§ Exercise requirements
Select, from the material below, each line with "entorno" in it.

(Items from a dataset)
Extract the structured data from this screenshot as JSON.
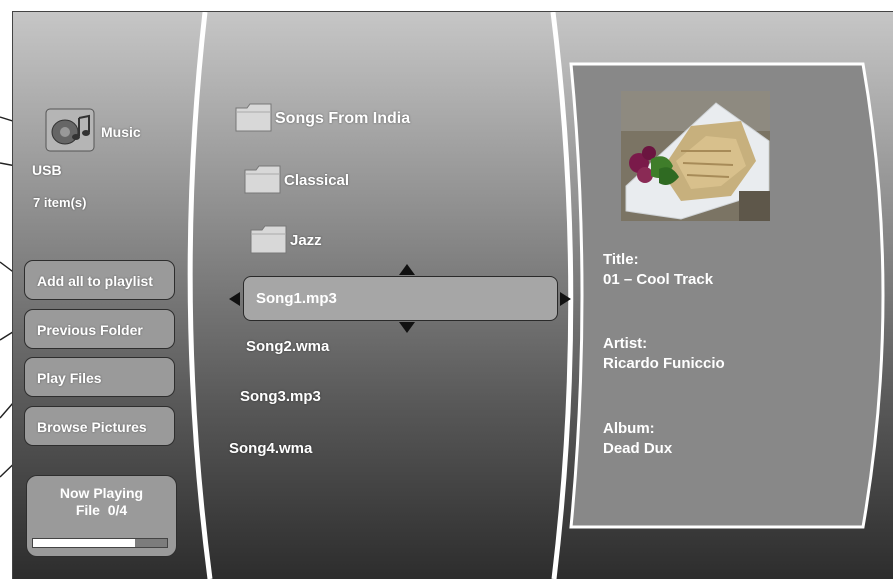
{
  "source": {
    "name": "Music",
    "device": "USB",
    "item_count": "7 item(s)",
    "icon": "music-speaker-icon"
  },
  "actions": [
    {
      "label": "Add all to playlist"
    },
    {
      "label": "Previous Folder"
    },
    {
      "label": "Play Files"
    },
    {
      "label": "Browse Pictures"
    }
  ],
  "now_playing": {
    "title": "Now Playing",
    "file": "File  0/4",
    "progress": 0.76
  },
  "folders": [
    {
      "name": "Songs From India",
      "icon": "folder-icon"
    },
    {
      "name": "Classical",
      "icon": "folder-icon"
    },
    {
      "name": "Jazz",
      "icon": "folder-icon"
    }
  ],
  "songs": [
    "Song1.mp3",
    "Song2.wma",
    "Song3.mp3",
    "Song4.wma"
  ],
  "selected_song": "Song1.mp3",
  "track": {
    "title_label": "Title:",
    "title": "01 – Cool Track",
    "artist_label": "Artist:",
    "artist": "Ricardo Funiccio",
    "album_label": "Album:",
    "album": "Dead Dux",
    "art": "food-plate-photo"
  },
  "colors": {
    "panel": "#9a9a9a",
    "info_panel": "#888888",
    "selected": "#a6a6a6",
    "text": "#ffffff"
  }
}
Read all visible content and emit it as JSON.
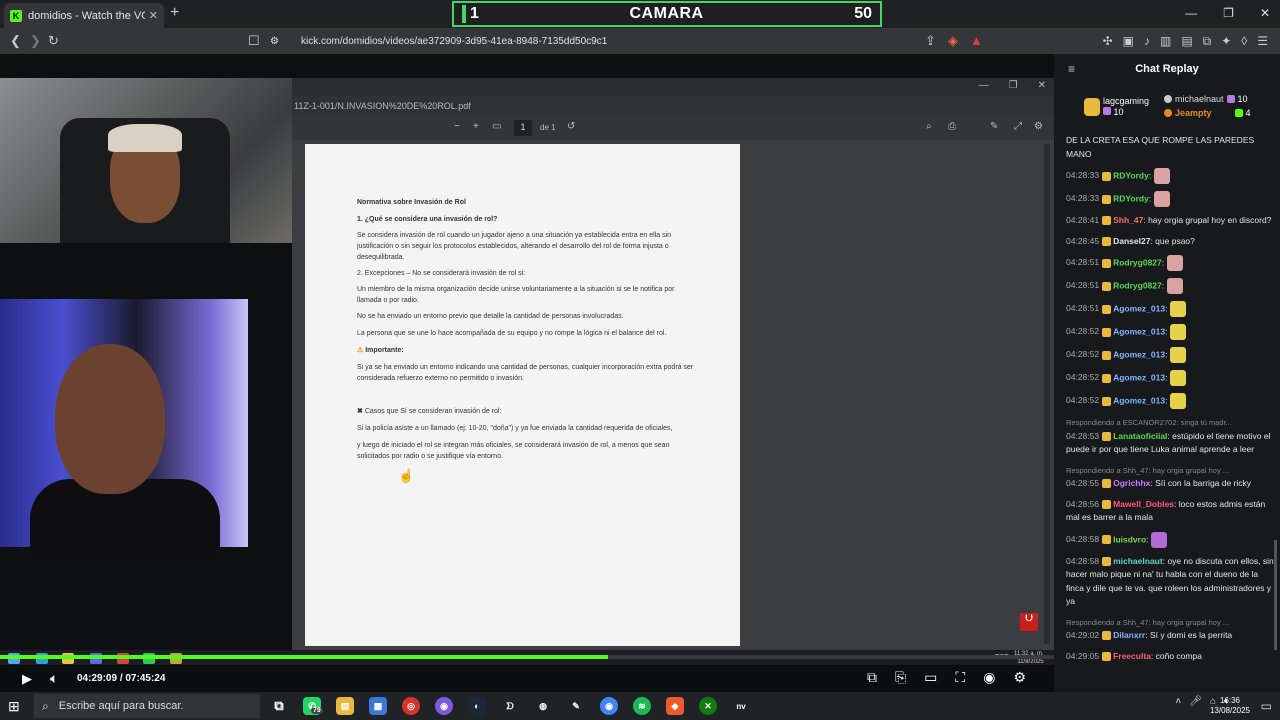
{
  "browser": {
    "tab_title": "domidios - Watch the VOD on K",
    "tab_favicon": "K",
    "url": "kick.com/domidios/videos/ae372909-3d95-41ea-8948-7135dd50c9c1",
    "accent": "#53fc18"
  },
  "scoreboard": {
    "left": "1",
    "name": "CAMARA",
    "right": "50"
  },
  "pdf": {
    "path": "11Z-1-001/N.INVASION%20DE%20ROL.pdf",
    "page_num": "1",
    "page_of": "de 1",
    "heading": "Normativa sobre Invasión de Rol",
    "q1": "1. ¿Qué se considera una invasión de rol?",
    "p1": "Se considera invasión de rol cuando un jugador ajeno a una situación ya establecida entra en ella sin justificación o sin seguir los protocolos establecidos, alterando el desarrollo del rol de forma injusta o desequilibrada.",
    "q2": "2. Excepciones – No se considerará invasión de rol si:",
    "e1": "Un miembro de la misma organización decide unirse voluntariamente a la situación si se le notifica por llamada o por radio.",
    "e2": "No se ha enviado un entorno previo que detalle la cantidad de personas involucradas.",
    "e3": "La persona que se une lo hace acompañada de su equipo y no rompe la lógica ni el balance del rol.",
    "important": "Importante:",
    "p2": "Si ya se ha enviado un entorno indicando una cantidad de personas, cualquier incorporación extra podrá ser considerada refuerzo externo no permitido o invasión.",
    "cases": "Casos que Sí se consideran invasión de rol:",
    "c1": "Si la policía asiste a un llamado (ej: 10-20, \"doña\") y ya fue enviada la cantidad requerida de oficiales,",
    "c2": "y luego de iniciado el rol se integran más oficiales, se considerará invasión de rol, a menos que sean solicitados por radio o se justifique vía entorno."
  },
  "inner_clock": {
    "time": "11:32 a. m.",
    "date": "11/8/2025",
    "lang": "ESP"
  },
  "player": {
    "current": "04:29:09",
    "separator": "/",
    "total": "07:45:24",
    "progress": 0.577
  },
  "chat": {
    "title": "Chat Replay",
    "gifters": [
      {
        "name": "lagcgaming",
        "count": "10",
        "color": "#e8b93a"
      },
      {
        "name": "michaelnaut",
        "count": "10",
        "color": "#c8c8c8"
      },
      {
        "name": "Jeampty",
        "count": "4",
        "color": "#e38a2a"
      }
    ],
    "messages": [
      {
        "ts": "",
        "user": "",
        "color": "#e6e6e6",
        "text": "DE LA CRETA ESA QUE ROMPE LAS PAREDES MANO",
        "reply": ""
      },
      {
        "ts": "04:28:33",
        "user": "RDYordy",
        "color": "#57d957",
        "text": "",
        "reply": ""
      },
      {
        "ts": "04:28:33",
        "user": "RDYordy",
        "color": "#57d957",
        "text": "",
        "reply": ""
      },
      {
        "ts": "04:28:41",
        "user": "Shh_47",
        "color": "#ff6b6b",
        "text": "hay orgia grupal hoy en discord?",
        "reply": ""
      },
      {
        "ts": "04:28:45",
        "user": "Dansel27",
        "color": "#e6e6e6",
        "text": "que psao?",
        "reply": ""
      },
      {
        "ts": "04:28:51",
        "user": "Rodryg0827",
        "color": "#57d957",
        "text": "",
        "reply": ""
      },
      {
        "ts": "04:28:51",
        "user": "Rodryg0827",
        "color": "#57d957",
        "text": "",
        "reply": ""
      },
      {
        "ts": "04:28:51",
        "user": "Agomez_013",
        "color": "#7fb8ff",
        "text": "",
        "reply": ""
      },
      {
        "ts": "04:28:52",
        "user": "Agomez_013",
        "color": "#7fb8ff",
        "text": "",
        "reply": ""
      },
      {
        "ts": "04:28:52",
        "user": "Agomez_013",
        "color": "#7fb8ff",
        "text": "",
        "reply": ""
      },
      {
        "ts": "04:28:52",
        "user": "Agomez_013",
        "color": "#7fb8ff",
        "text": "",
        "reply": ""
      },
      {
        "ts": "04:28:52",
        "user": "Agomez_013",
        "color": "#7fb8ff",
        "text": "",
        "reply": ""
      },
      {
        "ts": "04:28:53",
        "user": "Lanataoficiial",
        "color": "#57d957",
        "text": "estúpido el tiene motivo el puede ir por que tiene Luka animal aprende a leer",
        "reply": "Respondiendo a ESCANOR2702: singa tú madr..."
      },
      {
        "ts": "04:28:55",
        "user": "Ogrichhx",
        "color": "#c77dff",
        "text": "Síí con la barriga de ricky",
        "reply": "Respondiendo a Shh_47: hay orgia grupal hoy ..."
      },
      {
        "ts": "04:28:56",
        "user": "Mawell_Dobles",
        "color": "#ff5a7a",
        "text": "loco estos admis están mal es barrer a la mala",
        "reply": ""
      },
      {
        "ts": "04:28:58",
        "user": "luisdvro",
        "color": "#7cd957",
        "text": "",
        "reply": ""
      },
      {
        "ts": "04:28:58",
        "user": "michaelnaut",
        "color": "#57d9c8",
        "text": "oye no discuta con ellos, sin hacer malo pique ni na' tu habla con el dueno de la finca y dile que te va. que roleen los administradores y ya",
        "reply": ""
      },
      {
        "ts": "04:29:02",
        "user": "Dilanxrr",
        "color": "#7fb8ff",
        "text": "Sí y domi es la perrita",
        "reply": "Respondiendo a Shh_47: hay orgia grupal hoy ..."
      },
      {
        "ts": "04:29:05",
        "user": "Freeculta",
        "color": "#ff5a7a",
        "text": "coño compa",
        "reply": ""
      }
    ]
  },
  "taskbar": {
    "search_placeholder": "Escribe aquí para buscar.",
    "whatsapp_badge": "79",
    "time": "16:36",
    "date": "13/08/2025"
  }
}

§ Solved exercise
    "e2": "No se ha enviado un entorno previo que detalle la cantidad de personas involucradas.",
    "p2": "Si ya se ha enviado un entorno indicando una cantidad de personas, cualquier incorporación extra podrá ser considerada refuerzo externo no permitido o invasión.",
    "c2": "y luego de iniciado el rol se integran más oficiales, se considerará invasión de rol, a menos que sean solicitados por radio o se justifique vía entorno."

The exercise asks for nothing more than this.